[Records from a collection of figures]
— start —

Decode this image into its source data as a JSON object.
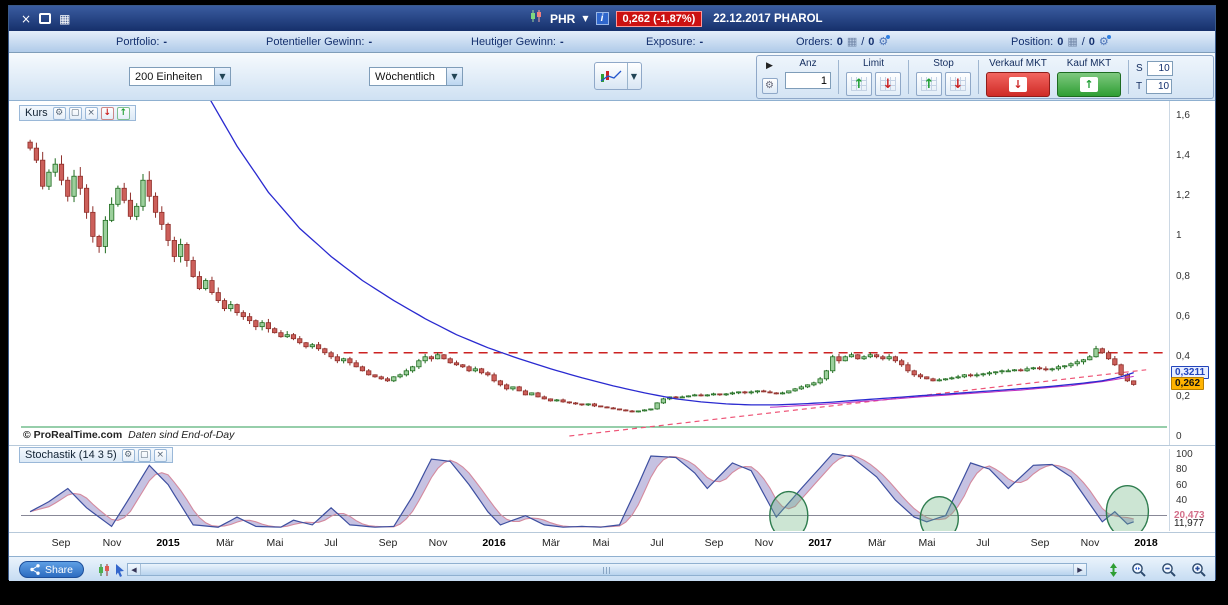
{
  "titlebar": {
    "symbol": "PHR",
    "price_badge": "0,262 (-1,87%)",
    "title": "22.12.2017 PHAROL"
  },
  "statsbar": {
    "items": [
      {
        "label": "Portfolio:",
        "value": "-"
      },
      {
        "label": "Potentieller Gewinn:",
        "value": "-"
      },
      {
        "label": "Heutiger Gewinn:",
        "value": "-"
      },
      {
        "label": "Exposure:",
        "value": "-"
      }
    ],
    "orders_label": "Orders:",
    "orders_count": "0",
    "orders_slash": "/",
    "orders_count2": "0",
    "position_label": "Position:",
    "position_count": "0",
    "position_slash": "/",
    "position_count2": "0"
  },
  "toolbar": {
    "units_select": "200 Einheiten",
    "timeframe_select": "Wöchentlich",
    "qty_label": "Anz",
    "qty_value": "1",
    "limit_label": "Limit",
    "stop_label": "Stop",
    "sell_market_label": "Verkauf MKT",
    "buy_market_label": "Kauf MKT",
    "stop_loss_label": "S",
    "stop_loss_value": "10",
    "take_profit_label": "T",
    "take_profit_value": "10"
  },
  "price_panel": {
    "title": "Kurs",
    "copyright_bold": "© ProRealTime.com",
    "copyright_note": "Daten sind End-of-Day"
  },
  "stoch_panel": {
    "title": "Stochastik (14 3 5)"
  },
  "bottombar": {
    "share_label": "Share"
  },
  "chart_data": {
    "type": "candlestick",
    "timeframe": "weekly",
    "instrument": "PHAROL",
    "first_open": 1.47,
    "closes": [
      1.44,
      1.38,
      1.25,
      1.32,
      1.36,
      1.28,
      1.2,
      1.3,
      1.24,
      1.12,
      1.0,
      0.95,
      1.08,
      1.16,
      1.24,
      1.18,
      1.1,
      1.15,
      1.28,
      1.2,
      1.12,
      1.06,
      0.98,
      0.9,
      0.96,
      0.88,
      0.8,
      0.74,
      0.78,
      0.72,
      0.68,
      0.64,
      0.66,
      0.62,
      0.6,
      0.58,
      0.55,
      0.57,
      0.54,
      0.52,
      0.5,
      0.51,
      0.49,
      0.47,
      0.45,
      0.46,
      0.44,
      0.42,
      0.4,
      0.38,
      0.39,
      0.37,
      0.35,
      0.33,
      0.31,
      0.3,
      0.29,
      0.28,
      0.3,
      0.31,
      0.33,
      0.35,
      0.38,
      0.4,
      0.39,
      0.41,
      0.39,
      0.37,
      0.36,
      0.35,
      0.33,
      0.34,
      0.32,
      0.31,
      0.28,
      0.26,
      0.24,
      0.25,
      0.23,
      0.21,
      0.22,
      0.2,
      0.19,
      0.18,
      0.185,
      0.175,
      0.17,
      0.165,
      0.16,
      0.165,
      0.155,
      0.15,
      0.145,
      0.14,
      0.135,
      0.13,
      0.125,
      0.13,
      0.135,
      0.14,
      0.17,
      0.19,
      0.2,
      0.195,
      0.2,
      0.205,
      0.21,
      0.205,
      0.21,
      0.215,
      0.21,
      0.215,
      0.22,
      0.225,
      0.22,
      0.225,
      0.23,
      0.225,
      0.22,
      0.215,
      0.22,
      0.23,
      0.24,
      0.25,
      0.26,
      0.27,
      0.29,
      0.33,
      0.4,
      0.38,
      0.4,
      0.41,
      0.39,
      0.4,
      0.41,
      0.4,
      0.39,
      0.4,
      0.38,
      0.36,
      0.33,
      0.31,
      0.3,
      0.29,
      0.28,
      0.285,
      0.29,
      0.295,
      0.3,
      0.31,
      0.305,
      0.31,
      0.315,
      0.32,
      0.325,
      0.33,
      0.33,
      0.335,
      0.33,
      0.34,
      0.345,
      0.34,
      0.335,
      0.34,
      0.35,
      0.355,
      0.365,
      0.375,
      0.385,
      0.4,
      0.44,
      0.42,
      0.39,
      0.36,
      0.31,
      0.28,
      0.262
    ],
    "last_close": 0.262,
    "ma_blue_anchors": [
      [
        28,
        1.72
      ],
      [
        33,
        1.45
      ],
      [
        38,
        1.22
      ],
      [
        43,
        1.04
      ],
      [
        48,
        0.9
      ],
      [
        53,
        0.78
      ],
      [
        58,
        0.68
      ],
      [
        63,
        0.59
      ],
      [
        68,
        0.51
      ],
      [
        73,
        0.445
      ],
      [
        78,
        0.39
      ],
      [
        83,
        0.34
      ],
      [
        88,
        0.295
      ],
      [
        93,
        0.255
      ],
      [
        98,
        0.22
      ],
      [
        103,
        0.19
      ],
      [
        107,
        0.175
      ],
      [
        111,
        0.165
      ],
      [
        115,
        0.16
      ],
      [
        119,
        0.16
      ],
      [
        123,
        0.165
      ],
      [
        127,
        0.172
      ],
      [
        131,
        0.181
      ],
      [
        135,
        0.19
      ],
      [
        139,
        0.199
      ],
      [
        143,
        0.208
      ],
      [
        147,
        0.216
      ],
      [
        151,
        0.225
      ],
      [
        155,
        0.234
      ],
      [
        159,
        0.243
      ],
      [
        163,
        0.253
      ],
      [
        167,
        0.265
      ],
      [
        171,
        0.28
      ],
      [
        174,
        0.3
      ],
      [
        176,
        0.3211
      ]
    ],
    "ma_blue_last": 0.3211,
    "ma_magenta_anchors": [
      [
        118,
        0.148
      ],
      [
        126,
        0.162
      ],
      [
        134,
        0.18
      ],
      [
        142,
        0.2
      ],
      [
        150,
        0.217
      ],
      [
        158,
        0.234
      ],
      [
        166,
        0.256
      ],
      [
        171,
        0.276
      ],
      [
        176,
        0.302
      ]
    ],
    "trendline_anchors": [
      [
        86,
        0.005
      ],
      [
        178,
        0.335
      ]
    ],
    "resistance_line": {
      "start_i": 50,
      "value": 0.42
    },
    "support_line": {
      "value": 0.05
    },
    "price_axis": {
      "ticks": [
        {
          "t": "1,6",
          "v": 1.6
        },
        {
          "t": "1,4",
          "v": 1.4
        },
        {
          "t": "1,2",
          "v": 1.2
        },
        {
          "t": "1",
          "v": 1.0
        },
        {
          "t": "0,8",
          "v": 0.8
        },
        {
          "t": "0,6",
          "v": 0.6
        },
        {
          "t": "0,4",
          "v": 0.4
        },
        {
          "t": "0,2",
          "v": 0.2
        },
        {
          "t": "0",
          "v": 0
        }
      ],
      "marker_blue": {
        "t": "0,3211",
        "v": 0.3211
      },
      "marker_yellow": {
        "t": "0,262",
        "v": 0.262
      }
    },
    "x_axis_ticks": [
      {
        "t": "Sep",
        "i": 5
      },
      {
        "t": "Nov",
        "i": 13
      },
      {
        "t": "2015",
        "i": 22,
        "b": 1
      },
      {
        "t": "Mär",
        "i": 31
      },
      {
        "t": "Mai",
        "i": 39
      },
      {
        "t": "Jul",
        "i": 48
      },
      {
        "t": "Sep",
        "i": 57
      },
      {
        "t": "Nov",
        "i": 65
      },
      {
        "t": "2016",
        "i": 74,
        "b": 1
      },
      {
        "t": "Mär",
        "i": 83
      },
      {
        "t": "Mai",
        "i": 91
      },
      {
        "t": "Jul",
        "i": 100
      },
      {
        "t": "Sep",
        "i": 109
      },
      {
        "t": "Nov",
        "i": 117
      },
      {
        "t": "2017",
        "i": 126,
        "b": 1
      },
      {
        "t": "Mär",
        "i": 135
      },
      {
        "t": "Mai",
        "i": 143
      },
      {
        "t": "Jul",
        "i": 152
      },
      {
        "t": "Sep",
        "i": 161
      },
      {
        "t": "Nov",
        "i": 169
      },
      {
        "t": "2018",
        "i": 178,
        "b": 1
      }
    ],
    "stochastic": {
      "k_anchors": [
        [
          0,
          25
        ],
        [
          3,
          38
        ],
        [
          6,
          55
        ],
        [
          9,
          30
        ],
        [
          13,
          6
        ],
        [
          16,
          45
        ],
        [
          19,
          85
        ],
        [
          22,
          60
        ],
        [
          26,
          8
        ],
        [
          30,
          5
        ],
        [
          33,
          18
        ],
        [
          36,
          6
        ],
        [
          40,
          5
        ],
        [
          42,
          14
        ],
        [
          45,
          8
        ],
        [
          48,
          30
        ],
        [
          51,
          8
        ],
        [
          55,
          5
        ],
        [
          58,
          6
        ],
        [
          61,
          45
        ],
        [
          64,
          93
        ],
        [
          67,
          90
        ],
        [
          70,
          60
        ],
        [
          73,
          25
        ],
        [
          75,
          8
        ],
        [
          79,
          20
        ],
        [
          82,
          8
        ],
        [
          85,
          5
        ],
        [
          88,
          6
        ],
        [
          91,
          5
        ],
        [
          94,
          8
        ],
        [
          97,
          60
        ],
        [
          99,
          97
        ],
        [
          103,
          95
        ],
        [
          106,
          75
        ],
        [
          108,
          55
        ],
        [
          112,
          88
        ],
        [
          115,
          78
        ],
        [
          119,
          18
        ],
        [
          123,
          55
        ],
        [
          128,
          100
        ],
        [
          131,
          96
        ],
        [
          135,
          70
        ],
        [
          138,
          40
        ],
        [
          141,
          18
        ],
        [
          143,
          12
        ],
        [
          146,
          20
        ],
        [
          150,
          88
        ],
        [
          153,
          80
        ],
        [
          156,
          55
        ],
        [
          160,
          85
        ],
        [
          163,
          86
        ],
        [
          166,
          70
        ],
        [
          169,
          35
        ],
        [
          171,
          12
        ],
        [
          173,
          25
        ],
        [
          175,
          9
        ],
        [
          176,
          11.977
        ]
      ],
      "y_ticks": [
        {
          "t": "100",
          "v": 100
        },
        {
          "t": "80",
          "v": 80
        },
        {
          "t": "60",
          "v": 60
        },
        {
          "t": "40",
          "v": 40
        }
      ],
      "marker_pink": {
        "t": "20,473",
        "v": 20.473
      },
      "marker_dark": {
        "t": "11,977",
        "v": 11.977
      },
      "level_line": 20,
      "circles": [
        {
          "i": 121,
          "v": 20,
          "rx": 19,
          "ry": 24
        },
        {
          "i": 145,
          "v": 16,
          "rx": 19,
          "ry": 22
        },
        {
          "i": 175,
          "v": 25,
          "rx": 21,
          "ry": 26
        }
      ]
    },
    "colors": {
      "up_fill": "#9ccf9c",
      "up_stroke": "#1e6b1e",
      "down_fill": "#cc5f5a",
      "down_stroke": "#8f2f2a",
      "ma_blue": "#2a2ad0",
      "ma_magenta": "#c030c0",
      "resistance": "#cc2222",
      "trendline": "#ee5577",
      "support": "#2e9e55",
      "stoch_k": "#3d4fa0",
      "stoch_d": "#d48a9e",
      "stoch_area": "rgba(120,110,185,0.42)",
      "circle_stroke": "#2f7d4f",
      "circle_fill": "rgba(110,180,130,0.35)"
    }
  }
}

— end —
— start —

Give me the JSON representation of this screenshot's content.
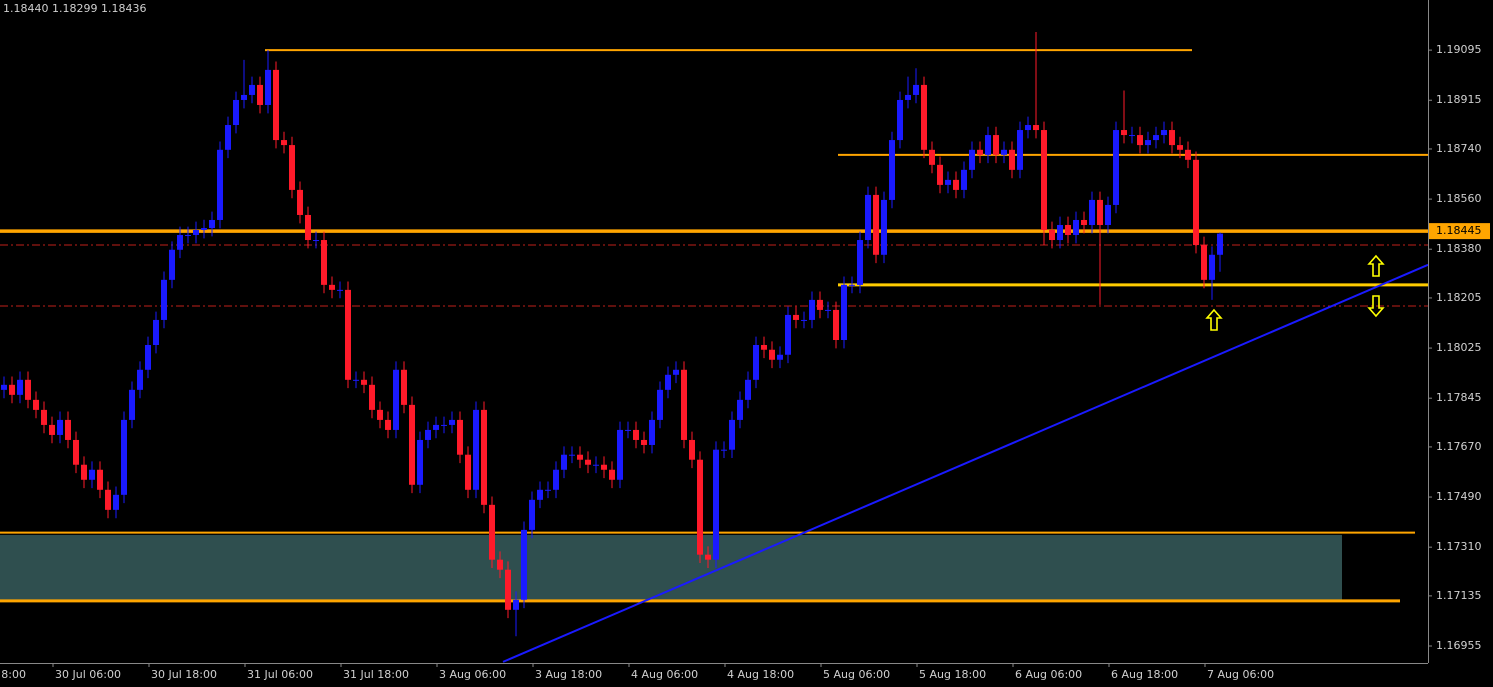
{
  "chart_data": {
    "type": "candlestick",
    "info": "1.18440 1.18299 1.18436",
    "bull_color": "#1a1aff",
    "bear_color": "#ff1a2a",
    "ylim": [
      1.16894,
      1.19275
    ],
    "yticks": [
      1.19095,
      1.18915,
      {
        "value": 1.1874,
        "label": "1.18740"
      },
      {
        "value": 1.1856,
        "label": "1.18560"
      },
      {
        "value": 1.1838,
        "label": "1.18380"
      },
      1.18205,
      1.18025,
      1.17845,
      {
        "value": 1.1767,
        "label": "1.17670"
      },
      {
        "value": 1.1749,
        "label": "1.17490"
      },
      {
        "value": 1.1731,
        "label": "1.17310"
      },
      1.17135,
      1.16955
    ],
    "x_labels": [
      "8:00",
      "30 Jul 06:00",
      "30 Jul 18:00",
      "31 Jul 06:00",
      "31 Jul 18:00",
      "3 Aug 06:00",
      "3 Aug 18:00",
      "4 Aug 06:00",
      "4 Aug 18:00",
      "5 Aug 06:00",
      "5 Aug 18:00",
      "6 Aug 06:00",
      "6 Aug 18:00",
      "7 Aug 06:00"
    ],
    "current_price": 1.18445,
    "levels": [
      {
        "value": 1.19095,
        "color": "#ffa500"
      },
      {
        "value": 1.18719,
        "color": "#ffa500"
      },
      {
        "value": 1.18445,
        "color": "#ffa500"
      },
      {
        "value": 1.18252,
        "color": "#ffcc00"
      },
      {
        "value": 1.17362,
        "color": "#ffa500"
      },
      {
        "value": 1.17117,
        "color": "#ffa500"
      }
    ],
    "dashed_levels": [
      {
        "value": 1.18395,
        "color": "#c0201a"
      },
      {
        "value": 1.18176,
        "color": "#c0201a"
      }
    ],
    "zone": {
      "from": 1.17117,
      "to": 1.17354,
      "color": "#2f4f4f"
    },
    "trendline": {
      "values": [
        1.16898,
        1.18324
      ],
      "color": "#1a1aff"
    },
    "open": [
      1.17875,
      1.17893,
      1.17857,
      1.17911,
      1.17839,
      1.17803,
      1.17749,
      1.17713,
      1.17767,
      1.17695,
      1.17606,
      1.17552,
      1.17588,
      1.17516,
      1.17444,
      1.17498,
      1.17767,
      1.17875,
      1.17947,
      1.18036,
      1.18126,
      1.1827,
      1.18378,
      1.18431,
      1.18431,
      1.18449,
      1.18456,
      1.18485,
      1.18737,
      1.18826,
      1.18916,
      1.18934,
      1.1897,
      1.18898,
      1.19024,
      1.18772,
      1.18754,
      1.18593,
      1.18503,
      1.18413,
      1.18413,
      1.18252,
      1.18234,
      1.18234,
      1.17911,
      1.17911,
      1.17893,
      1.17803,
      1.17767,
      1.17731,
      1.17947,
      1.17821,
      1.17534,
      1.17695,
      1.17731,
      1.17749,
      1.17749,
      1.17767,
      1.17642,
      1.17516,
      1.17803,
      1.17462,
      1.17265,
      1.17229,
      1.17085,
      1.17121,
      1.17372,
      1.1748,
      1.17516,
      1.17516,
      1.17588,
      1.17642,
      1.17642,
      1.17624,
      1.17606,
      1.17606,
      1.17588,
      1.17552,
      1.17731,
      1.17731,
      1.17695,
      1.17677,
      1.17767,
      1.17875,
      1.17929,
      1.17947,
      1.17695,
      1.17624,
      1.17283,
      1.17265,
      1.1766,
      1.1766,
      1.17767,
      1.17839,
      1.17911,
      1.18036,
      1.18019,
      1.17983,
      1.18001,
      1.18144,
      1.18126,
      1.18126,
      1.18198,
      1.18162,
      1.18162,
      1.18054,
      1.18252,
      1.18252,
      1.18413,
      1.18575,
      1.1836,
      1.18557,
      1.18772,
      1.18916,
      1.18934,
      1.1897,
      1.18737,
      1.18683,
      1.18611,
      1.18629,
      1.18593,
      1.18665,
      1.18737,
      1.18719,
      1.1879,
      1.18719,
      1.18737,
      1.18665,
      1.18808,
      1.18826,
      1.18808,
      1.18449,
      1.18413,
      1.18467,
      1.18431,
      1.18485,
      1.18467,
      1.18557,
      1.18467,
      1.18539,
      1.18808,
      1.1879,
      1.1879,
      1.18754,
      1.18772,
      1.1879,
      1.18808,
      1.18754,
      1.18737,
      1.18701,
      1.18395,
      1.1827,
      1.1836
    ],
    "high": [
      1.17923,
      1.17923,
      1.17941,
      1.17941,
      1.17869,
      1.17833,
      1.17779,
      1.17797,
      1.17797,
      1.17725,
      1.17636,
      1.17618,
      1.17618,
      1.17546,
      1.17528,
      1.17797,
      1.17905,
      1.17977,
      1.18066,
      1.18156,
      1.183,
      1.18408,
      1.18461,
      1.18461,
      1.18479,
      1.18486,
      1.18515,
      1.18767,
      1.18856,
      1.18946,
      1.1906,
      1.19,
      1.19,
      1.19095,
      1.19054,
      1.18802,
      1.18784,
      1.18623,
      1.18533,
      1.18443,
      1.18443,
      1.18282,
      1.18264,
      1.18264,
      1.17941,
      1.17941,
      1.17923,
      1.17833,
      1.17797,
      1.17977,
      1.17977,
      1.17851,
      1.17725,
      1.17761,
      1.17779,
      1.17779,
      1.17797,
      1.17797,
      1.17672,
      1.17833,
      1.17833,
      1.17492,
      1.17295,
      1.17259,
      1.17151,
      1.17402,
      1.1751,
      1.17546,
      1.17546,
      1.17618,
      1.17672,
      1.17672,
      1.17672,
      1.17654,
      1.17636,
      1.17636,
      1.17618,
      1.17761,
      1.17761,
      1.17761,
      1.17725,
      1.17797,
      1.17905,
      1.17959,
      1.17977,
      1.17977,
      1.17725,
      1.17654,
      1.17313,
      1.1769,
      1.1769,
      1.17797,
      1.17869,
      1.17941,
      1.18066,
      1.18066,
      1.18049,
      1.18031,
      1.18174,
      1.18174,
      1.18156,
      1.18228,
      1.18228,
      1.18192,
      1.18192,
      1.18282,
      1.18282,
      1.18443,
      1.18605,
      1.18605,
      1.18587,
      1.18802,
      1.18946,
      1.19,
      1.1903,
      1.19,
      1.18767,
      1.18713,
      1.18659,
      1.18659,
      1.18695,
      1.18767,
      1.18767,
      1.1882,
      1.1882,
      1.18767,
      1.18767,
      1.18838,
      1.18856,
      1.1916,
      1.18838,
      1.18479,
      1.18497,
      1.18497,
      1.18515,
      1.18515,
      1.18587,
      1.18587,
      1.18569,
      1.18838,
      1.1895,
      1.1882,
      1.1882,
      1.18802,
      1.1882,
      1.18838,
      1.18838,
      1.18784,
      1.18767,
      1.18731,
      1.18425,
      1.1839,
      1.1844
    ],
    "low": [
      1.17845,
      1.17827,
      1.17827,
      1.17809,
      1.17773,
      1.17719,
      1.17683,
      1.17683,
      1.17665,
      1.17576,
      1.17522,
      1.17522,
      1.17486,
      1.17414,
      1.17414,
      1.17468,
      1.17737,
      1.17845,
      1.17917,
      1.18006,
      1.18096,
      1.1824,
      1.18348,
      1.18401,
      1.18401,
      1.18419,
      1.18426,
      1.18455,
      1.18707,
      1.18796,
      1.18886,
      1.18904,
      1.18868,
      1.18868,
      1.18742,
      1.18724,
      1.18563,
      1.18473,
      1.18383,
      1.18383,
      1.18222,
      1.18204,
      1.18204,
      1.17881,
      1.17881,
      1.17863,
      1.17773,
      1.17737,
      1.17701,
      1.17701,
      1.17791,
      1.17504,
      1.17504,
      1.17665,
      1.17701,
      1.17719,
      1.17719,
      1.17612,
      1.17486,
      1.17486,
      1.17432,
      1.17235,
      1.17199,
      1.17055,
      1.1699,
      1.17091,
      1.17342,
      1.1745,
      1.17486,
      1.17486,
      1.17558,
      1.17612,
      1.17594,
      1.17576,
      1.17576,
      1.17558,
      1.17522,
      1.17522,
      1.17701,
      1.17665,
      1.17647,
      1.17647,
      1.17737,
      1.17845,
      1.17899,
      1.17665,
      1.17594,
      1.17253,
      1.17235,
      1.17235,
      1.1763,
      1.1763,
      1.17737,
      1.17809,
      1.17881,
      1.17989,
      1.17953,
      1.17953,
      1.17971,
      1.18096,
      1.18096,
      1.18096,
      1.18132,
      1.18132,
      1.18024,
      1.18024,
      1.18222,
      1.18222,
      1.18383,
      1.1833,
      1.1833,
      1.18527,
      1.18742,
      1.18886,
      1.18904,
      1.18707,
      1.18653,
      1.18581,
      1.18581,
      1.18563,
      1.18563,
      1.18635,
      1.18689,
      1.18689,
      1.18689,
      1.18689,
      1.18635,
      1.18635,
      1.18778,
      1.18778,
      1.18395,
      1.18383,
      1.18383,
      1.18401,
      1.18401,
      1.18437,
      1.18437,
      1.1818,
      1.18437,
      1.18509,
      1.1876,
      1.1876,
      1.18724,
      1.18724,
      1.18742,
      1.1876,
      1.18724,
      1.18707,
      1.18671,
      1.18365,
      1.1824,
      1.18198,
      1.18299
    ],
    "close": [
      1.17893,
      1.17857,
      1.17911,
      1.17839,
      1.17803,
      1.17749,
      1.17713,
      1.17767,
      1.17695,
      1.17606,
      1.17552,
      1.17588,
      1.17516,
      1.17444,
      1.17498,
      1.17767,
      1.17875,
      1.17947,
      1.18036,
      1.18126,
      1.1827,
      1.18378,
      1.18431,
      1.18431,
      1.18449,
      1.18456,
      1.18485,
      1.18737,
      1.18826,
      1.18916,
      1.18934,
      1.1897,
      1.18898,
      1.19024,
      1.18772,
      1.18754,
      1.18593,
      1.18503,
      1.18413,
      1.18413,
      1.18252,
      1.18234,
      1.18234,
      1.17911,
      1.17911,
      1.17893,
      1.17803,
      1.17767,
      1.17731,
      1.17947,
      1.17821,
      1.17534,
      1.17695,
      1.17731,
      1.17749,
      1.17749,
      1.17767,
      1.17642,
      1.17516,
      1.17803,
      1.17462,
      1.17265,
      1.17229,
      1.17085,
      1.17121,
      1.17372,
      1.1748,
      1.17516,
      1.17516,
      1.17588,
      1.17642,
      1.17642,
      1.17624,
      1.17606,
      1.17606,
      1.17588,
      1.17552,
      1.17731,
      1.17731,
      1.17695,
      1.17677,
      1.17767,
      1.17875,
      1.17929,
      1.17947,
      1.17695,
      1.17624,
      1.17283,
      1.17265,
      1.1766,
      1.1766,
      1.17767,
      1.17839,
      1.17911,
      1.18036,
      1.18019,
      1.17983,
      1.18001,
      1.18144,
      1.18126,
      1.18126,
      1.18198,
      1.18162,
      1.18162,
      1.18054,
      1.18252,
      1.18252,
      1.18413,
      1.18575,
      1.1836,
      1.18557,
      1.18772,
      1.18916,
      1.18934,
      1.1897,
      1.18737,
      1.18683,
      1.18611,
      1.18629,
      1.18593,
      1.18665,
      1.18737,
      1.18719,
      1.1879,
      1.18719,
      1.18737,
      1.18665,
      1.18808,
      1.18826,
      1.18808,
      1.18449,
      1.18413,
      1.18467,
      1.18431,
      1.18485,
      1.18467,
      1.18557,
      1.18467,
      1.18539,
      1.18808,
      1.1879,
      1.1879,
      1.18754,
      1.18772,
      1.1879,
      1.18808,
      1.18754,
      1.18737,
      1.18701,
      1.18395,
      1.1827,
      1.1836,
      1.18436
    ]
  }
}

— end —

_WHAT YOU SHOULD DO_: Read the lines above. Gather those in which the string "rgba" is found.

_EXERCISE RESULT_:
      "stoch_area": "rgba(120,110,185,0.42)",
      "circle_fill": "rgba(110,180,130,0.35)"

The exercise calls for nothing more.